Dataset records on visual material:
-=-=-
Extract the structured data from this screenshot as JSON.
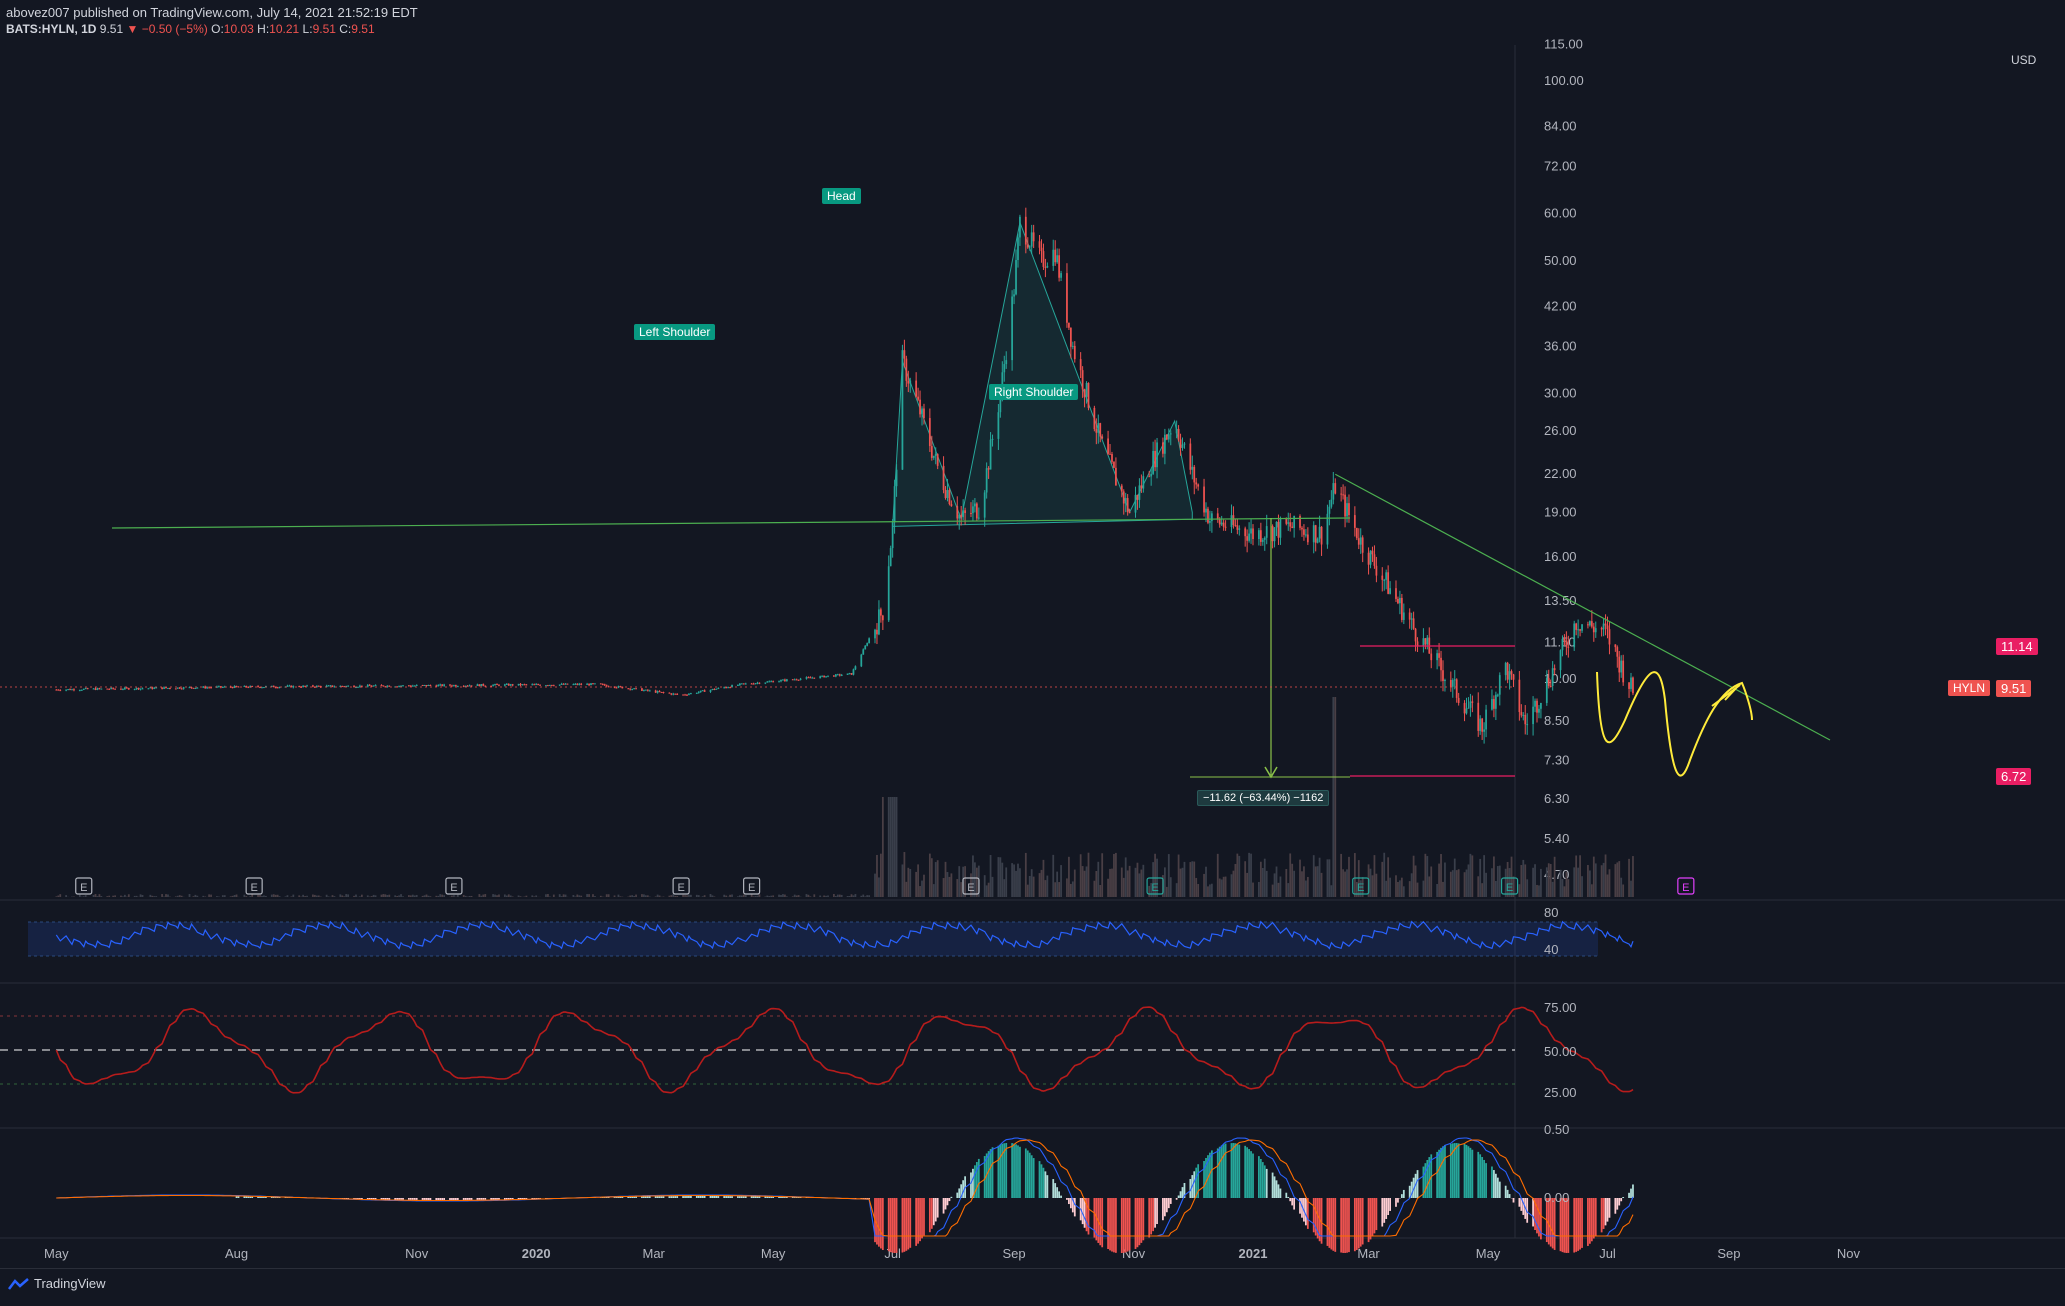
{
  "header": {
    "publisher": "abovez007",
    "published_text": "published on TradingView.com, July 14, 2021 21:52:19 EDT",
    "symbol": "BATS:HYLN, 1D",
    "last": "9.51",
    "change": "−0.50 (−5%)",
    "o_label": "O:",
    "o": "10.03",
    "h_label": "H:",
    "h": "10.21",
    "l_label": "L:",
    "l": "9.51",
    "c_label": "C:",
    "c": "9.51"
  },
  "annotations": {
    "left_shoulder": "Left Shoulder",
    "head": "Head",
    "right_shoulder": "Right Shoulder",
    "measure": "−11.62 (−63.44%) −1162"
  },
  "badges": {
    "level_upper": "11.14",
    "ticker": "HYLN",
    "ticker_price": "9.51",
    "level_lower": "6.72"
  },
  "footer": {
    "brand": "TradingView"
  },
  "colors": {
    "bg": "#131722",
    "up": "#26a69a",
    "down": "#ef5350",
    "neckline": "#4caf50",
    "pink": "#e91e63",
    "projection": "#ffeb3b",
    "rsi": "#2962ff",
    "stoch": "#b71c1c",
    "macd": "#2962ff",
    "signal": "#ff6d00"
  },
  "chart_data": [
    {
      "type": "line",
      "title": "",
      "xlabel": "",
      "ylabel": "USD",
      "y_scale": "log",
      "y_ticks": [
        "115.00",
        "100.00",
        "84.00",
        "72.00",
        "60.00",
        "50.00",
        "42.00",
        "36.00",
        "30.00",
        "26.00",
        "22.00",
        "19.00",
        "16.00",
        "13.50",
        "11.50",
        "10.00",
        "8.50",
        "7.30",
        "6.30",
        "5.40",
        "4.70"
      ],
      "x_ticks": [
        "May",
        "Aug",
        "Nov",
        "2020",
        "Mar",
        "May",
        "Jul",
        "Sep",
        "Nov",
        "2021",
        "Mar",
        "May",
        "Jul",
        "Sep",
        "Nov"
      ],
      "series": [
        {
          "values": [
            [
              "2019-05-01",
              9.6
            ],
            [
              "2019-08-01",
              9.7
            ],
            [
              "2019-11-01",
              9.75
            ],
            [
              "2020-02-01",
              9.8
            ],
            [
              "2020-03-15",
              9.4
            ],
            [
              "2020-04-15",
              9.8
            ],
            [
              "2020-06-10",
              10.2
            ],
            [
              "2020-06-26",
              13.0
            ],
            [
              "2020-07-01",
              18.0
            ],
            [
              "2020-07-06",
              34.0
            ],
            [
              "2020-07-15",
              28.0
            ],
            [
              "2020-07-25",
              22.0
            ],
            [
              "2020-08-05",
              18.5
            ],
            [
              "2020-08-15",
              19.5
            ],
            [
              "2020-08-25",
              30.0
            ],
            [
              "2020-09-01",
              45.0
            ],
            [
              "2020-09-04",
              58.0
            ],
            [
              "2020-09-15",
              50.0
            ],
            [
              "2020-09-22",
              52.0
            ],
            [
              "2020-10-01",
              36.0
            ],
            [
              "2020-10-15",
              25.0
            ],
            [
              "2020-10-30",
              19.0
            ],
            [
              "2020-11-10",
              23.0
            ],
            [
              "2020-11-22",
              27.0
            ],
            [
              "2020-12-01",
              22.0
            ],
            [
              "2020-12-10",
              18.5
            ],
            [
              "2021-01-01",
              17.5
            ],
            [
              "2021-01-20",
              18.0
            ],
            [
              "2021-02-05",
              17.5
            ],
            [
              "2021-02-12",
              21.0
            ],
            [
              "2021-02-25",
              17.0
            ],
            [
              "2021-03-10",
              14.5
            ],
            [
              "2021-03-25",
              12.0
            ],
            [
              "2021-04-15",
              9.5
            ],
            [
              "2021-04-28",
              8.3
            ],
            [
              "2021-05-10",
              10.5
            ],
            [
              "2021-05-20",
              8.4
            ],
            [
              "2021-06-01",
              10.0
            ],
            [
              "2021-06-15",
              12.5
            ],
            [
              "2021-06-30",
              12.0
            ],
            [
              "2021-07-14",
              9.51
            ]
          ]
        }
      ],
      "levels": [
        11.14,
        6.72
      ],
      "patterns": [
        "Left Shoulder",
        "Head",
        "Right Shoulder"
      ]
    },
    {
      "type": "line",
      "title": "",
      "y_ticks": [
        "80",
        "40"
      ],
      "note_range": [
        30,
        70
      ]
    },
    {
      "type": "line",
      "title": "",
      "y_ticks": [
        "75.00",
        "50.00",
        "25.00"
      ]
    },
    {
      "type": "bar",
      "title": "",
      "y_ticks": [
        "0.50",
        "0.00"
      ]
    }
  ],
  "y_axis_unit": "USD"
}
-=-=-
Skipping the pictures, transcribe each line above exactly as it appears.

Extract the structured data from this screenshot as JSON.
{
  "header": {
    "publisher": "abovez007",
    "published_text": "published on TradingView.com, July 14, 2021 21:52:19 EDT",
    "symbol": "BATS:HYLN, 1D",
    "last": "9.51",
    "change": "−0.50 (−5%)",
    "o_label": "O:",
    "o": "10.03",
    "h_label": "H:",
    "h": "10.21",
    "l_label": "L:",
    "l": "9.51",
    "c_label": "C:",
    "c": "9.51"
  },
  "annotations": {
    "left_shoulder": "Left Shoulder",
    "head": "Head",
    "right_shoulder": "Right Shoulder",
    "measure": "−11.62 (−63.44%) −1162"
  },
  "badges": {
    "level_upper": "11.14",
    "ticker": "HYLN",
    "ticker_price": "9.51",
    "level_lower": "6.72"
  },
  "footer": {
    "brand": "TradingView"
  },
  "colors": {
    "bg": "#131722",
    "up": "#26a69a",
    "down": "#ef5350",
    "neckline": "#4caf50",
    "pink": "#e91e63",
    "projection": "#ffeb3b",
    "rsi": "#2962ff",
    "stoch": "#b71c1c",
    "macd": "#2962ff",
    "signal": "#ff6d00"
  },
  "chart_data": [
    {
      "type": "line",
      "title": "",
      "xlabel": "",
      "ylabel": "USD",
      "y_scale": "log",
      "y_ticks": [
        "115.00",
        "100.00",
        "84.00",
        "72.00",
        "60.00",
        "50.00",
        "42.00",
        "36.00",
        "30.00",
        "26.00",
        "22.00",
        "19.00",
        "16.00",
        "13.50",
        "11.50",
        "10.00",
        "8.50",
        "7.30",
        "6.30",
        "5.40",
        "4.70"
      ],
      "x_ticks": [
        "May",
        "Aug",
        "Nov",
        "2020",
        "Mar",
        "May",
        "Jul",
        "Sep",
        "Nov",
        "2021",
        "Mar",
        "May",
        "Jul",
        "Sep",
        "Nov"
      ],
      "series": [
        {
          "values": [
            [
              "2019-05-01",
              9.6
            ],
            [
              "2019-08-01",
              9.7
            ],
            [
              "2019-11-01",
              9.75
            ],
            [
              "2020-02-01",
              9.8
            ],
            [
              "2020-03-15",
              9.4
            ],
            [
              "2020-04-15",
              9.8
            ],
            [
              "2020-06-10",
              10.2
            ],
            [
              "2020-06-26",
              13.0
            ],
            [
              "2020-07-01",
              18.0
            ],
            [
              "2020-07-06",
              34.0
            ],
            [
              "2020-07-15",
              28.0
            ],
            [
              "2020-07-25",
              22.0
            ],
            [
              "2020-08-05",
              18.5
            ],
            [
              "2020-08-15",
              19.5
            ],
            [
              "2020-08-25",
              30.0
            ],
            [
              "2020-09-01",
              45.0
            ],
            [
              "2020-09-04",
              58.0
            ],
            [
              "2020-09-15",
              50.0
            ],
            [
              "2020-09-22",
              52.0
            ],
            [
              "2020-10-01",
              36.0
            ],
            [
              "2020-10-15",
              25.0
            ],
            [
              "2020-10-30",
              19.0
            ],
            [
              "2020-11-10",
              23.0
            ],
            [
              "2020-11-22",
              27.0
            ],
            [
              "2020-12-01",
              22.0
            ],
            [
              "2020-12-10",
              18.5
            ],
            [
              "2021-01-01",
              17.5
            ],
            [
              "2021-01-20",
              18.0
            ],
            [
              "2021-02-05",
              17.5
            ],
            [
              "2021-02-12",
              21.0
            ],
            [
              "2021-02-25",
              17.0
            ],
            [
              "2021-03-10",
              14.5
            ],
            [
              "2021-03-25",
              12.0
            ],
            [
              "2021-04-15",
              9.5
            ],
            [
              "2021-04-28",
              8.3
            ],
            [
              "2021-05-10",
              10.5
            ],
            [
              "2021-05-20",
              8.4
            ],
            [
              "2021-06-01",
              10.0
            ],
            [
              "2021-06-15",
              12.5
            ],
            [
              "2021-06-30",
              12.0
            ],
            [
              "2021-07-14",
              9.51
            ]
          ]
        }
      ],
      "levels": [
        11.14,
        6.72
      ],
      "patterns": [
        "Left Shoulder",
        "Head",
        "Right Shoulder"
      ]
    },
    {
      "type": "line",
      "title": "",
      "y_ticks": [
        "80",
        "40"
      ],
      "note_range": [
        30,
        70
      ]
    },
    {
      "type": "line",
      "title": "",
      "y_ticks": [
        "75.00",
        "50.00",
        "25.00"
      ]
    },
    {
      "type": "bar",
      "title": "",
      "y_ticks": [
        "0.50",
        "0.00"
      ]
    }
  ],
  "y_axis_unit": "USD"
}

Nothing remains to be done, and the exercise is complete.